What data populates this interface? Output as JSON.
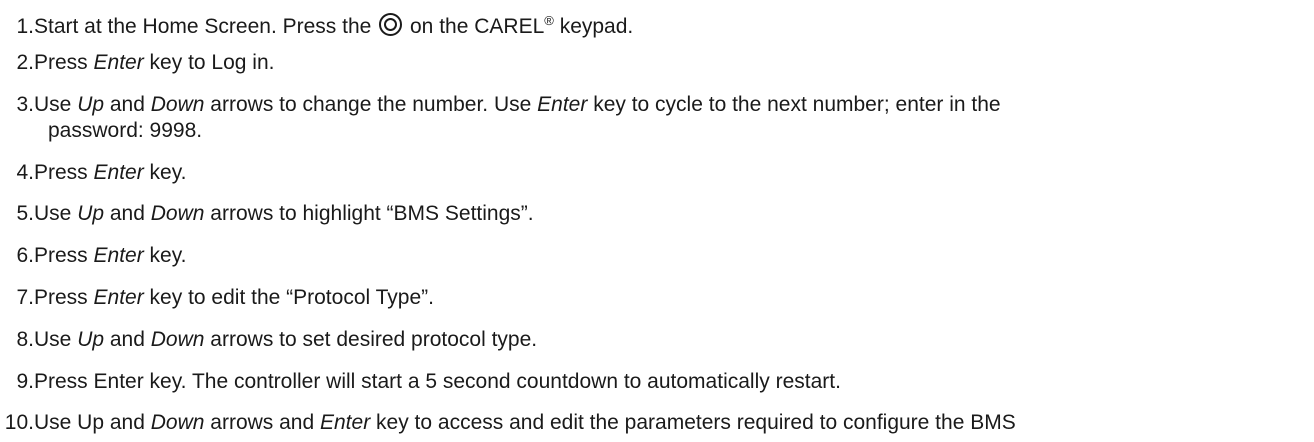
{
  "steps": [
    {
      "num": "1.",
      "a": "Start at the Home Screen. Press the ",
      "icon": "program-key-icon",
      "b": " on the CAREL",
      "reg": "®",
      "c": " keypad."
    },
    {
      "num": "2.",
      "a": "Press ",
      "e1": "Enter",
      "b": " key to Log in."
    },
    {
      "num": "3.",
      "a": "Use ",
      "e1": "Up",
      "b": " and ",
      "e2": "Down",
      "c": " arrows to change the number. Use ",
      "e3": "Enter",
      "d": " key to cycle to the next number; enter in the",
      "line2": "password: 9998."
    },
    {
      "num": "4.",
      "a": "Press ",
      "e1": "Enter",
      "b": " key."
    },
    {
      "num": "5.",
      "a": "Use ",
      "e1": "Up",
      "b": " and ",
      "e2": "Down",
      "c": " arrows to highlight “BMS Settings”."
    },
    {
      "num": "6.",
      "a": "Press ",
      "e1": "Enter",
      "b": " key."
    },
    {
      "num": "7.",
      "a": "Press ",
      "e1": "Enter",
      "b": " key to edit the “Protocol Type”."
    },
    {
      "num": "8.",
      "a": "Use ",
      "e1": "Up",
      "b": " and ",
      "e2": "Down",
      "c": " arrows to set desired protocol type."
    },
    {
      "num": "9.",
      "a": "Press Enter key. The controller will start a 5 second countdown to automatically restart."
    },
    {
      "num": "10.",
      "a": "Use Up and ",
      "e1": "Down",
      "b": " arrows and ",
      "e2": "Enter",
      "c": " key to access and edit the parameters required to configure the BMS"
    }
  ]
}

■ ■ ■ ■

-- TASK DETAILS --
Leave out the pictures and copy the rest of the material above exactly.

-- RESULT FOR THIS EXERCISE --
What data populates this interface? Output as JSON.
{
  "steps": [
    {
      "num": "1.",
      "a": "Start at the Home Screen. Press the ",
      "icon": "program-key-icon",
      "b": " on the CAREL",
      "reg": "®",
      "c": " keypad."
    },
    {
      "num": "2.",
      "a": "Press ",
      "e1": "Enter",
      "b": " key to Log in."
    },
    {
      "num": "3.",
      "a": "Use ",
      "e1": "Up",
      "b": " and ",
      "e2": "Down",
      "c": " arrows to change the number. Use ",
      "e3": "Enter",
      "d": " key to cycle to the next number; enter in the",
      "line2": "password: 9998."
    },
    {
      "num": "4.",
      "a": "Press ",
      "e1": "Enter",
      "b": " key."
    },
    {
      "num": "5.",
      "a": "Use ",
      "e1": "Up",
      "b": " and ",
      "e2": "Down",
      "c": " arrows to highlight “BMS Settings”."
    },
    {
      "num": "6.",
      "a": "Press ",
      "e1": "Enter",
      "b": " key."
    },
    {
      "num": "7.",
      "a": "Press ",
      "e1": "Enter",
      "b": " key to edit the “Protocol Type”."
    },
    {
      "num": "8.",
      "a": "Use ",
      "e1": "Up",
      "b": " and ",
      "e2": "Down",
      "c": " arrows to set desired protocol type."
    },
    {
      "num": "9.",
      "a": "Press Enter key. The controller will start a 5 second countdown to automatically restart."
    },
    {
      "num": "10.",
      "a": "Use Up and ",
      "e1": "Down",
      "b": " arrows and ",
      "e2": "Enter",
      "c": " key to access and edit the parameters required to configure the BMS"
    }
  ]
}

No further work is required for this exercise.